What this task involves: Without the pictures, return all of the material exactly as written.

___ Data shown ___

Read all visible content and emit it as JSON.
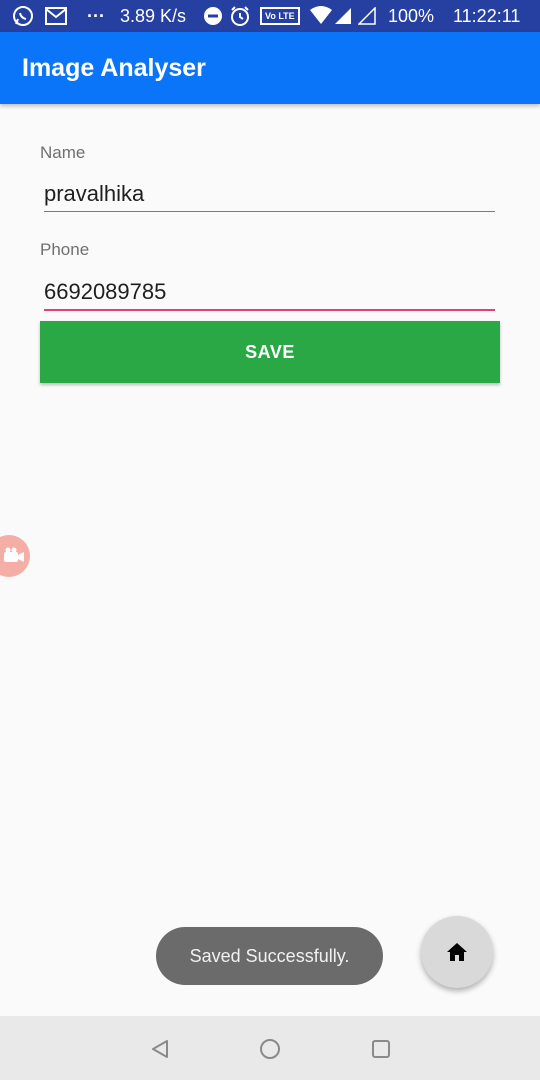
{
  "status_bar": {
    "net_speed": "3.89 K/s",
    "volte": "Vo LTE",
    "battery": "100%",
    "time": "11:22:11",
    "icons": [
      "whatsapp-icon",
      "gmail-icon",
      "more-dots-icon",
      "dnd-icon",
      "alarm-icon",
      "volte-icon",
      "wifi-icon",
      "signal-icon",
      "signal-empty-icon"
    ]
  },
  "app_bar": {
    "title": "Image Analyser"
  },
  "form": {
    "name_label": "Name",
    "name_value": "pravalhika",
    "phone_label": "Phone",
    "phone_value": "6692089785",
    "save_label": "SAVE"
  },
  "toast": {
    "message": "Saved Successfully."
  },
  "fab": {
    "icon": "home-icon"
  },
  "nav_bar": {
    "icons": [
      "back-icon",
      "home-circle-icon",
      "recents-icon"
    ]
  },
  "colors": {
    "status_bar": "#2540a0",
    "app_bar": "#0b75f9",
    "save_button": "#2aa845",
    "focused_underline": "#e0407a",
    "toast": "#6b6b6b",
    "fab": "#d9d9d9"
  }
}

___

Full answer:
Read all visible content and emit it as JSON.
{
  "status_bar": {
    "net_speed": "3.89 K/s",
    "volte": "Vo LTE",
    "battery": "100%",
    "time": "11:22:11",
    "icons": [
      "whatsapp-icon",
      "gmail-icon",
      "more-dots-icon",
      "dnd-icon",
      "alarm-icon",
      "volte-icon",
      "wifi-icon",
      "signal-icon",
      "signal-empty-icon"
    ]
  },
  "app_bar": {
    "title": "Image Analyser"
  },
  "form": {
    "name_label": "Name",
    "name_value": "pravalhika",
    "phone_label": "Phone",
    "phone_value": "6692089785",
    "save_label": "SAVE"
  },
  "toast": {
    "message": "Saved Successfully."
  },
  "fab": {
    "icon": "home-icon"
  },
  "nav_bar": {
    "icons": [
      "back-icon",
      "home-circle-icon",
      "recents-icon"
    ]
  },
  "colors": {
    "status_bar": "#2540a0",
    "app_bar": "#0b75f9",
    "save_button": "#2aa845",
    "focused_underline": "#e0407a",
    "toast": "#6b6b6b",
    "fab": "#d9d9d9"
  }
}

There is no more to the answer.